▼▼▼

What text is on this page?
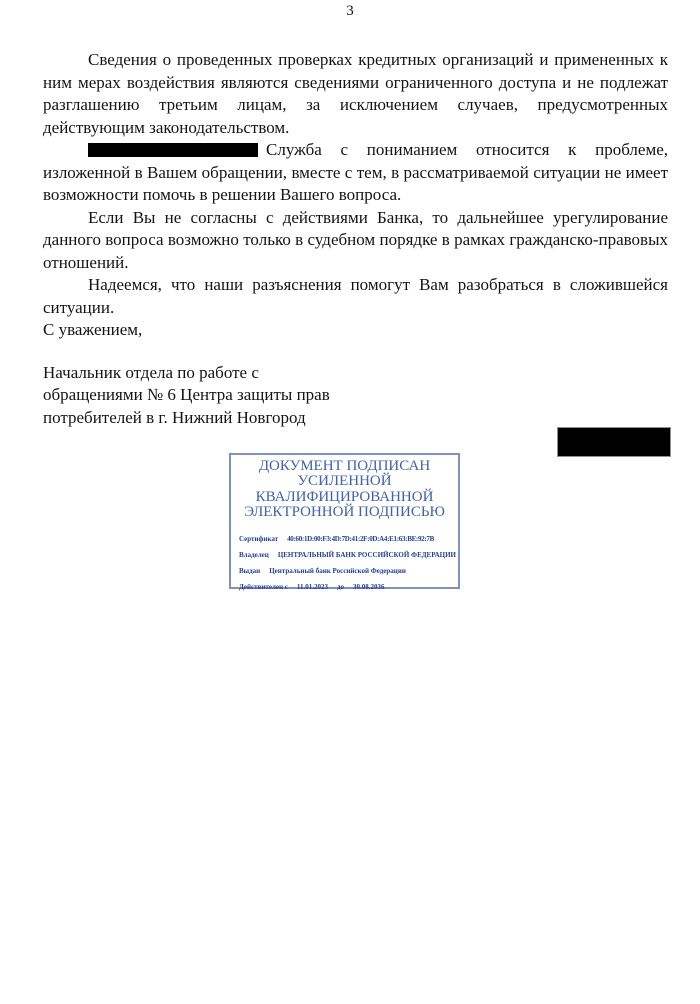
3

Сведения о проведенных проверках кредитных организаций и примененных к ним мерах воздействия являются сведениями ограниченного доступа и не подлежат разглашению третьим лицам, за исключением случаев, предусмотренных действующим законодательством.

Служба с пониманием относится к проблеме, изложенной в Вашем обращении, вместе с тем, в рассматриваемой ситуации не имеет возможности помочь в решении Вашего вопроса.

Если Вы не согласны с действиями Банка, то дальнейшее урегулирование данного вопроса возможно только в судебном порядке в рамках гражданско-правовых отношений.

Надеемся, что наши разъяснения помогут Вам разобраться в сложившейся ситуации.

С уважением,

Начальник отдела по работе с
обращениями № 6 Центра защиты прав
потребителей в г. Нижний Новгород
ДОКУМЕНТ ПОДПИСАН
УСИЛЕННОЙ
КВАЛИФИЦИРОВАННОЙ
ЭЛЕКТРОННОЙ ПОДПИСЬЮ
Сертификат 40:60:1D:00:F3:4D:7D:41:2F:0D:A4:E1:63:BE:92:7B
Владелец ЦЕНТРАЛЬНЫЙ БАНК РОССИЙСКОЙ ФЕДЕРАЦИИ
Выдан Центральный банк Российской Федерации
Действителен с 11.01.2023 до 30.08.2036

▲▲▲

REQUIRED WORK
Copy all the lines above that hold the string "вопроса".

WRITTEN SOLUTION
Служба с пониманием относится к проблеме, изложенной в Вашем обращении, вместе с тем, в рассматриваемой ситуации не имеет возможности помочь в решении Вашего вопроса.
Если Вы не согласны с действиями Банка, то дальнейшее урегулирование данного вопроса возможно только в судебном порядке в рамках гражданско-правовых отношений.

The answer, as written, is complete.